To be done:
Make an exact copy of the records, with the images left out.

Data entries:
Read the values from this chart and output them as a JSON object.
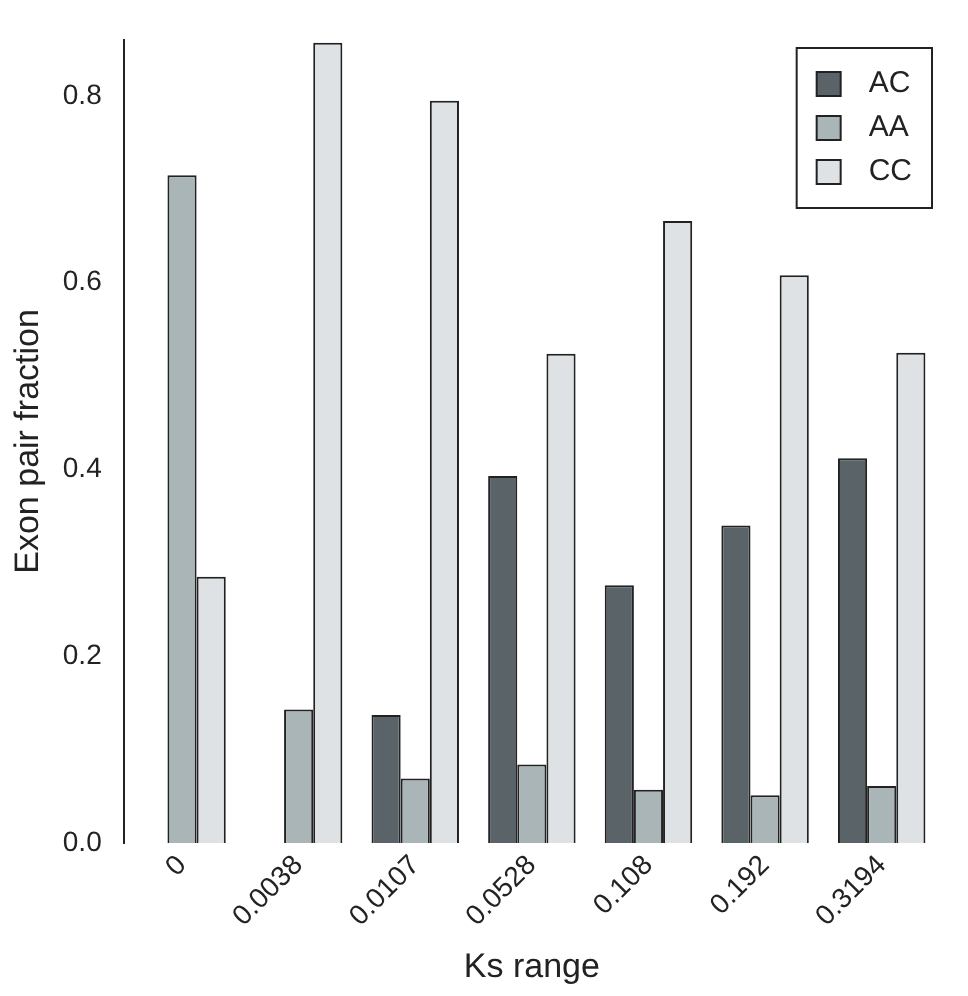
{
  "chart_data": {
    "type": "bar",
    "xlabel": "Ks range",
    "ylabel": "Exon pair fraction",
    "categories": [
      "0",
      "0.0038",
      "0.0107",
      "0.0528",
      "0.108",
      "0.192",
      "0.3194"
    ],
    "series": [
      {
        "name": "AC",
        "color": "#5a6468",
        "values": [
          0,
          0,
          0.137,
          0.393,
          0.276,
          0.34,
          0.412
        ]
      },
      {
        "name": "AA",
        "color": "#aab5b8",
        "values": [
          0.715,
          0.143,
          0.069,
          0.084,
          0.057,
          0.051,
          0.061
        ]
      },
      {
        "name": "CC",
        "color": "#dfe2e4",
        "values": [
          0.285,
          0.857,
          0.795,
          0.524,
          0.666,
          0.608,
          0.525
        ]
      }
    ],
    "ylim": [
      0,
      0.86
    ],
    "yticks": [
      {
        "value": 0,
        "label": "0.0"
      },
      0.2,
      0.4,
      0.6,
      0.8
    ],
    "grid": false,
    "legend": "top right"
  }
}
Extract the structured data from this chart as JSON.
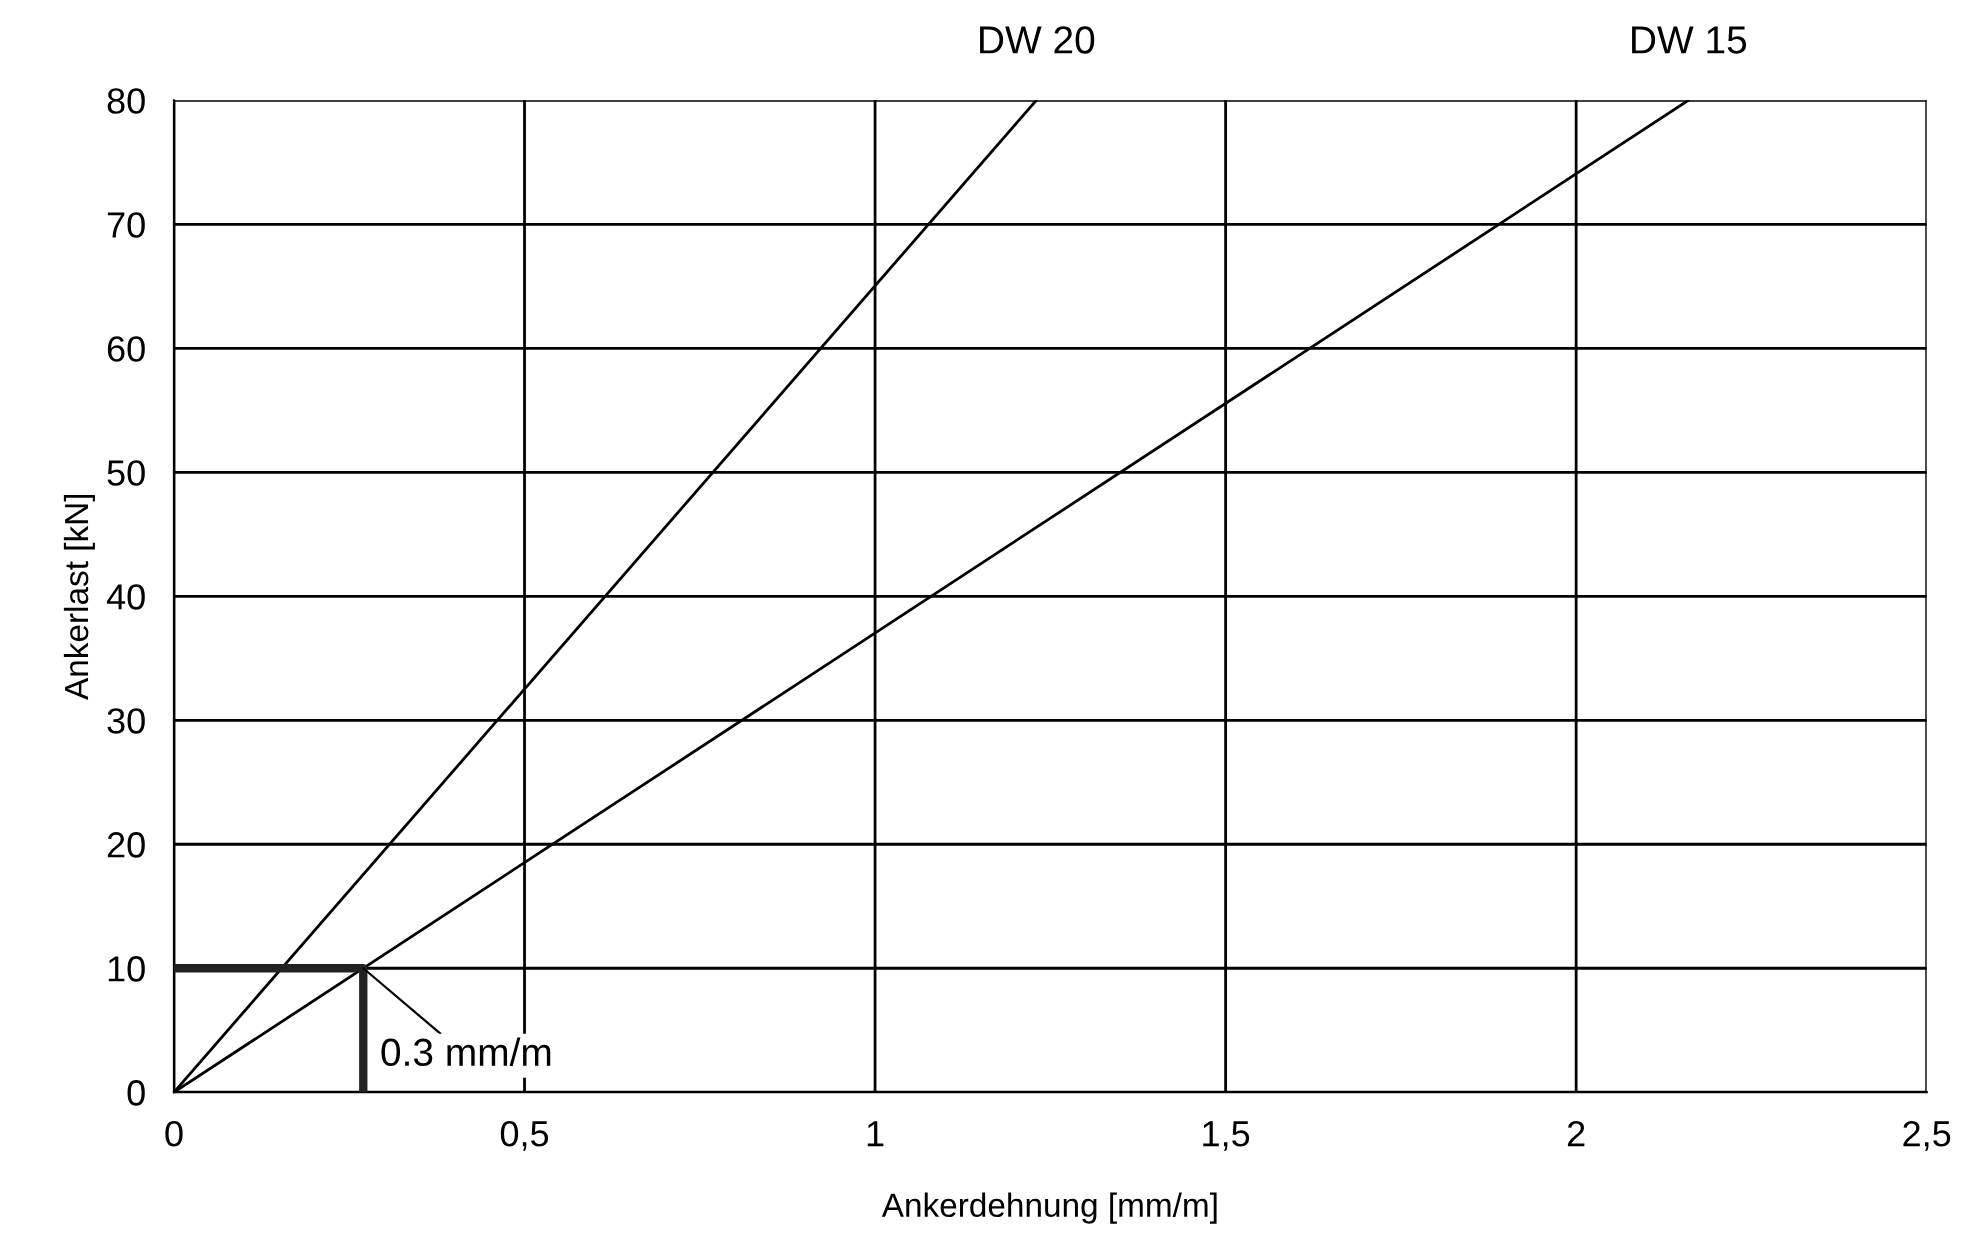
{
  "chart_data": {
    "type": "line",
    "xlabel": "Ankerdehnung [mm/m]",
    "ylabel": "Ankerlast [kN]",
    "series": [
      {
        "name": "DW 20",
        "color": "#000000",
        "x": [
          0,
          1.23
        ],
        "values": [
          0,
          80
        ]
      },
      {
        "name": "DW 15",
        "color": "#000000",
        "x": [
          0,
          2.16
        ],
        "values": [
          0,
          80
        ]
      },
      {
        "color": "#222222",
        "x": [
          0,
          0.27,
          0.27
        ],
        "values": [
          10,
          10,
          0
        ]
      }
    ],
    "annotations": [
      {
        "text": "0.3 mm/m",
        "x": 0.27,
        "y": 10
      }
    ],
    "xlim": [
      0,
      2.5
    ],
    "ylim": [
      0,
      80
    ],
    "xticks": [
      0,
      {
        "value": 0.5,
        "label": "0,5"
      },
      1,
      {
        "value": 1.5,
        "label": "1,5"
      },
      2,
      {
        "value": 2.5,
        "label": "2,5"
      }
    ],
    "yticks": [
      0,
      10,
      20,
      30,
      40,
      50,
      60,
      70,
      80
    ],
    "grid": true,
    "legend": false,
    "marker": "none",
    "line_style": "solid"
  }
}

Exercise response:
Read the values from this chart and output them as a JSON object.
{
  "chart_data": {
    "type": "bar",
    "xlabel": "Ks range",
    "ylabel": "Exon pair fraction",
    "categories": [
      "0",
      "0.0038",
      "0.0107",
      "0.0528",
      "0.108",
      "0.192",
      "0.3194"
    ],
    "series": [
      {
        "name": "AC",
        "color": "#5a6468",
        "values": [
          0,
          0,
          0.137,
          0.393,
          0.276,
          0.34,
          0.412
        ]
      },
      {
        "name": "AA",
        "color": "#aab5b8",
        "values": [
          0.715,
          0.143,
          0.069,
          0.084,
          0.057,
          0.051,
          0.061
        ]
      },
      {
        "name": "CC",
        "color": "#dfe2e4",
        "values": [
          0.285,
          0.857,
          0.795,
          0.524,
          0.666,
          0.608,
          0.525
        ]
      }
    ],
    "ylim": [
      0,
      0.86
    ],
    "yticks": [
      {
        "value": 0,
        "label": "0.0"
      },
      0.2,
      0.4,
      0.6,
      0.8
    ],
    "grid": false,
    "legend": "top right"
  }
}
Extract the structured data from this chart as JSON.
{
  "chart_data": {
    "type": "line",
    "xlabel": "Ankerdehnung [mm/m]",
    "ylabel": "Ankerlast [kN]",
    "series": [
      {
        "name": "DW 20",
        "color": "#000000",
        "x": [
          0,
          1.23
        ],
        "values": [
          0,
          80
        ]
      },
      {
        "name": "DW 15",
        "color": "#000000",
        "x": [
          0,
          2.16
        ],
        "values": [
          0,
          80
        ]
      },
      {
        "color": "#222222",
        "x": [
          0,
          0.27,
          0.27
        ],
        "values": [
          10,
          10,
          0
        ]
      }
    ],
    "annotations": [
      {
        "text": "0.3 mm/m",
        "x": 0.27,
        "y": 10
      }
    ],
    "xlim": [
      0,
      2.5
    ],
    "ylim": [
      0,
      80
    ],
    "xticks": [
      0,
      {
        "value": 0.5,
        "label": "0,5"
      },
      1,
      {
        "value": 1.5,
        "label": "1,5"
      },
      2,
      {
        "value": 2.5,
        "label": "2,5"
      }
    ],
    "yticks": [
      0,
      10,
      20,
      30,
      40,
      50,
      60,
      70,
      80
    ],
    "grid": true,
    "legend": false,
    "marker": "none",
    "line_style": "solid"
  }
}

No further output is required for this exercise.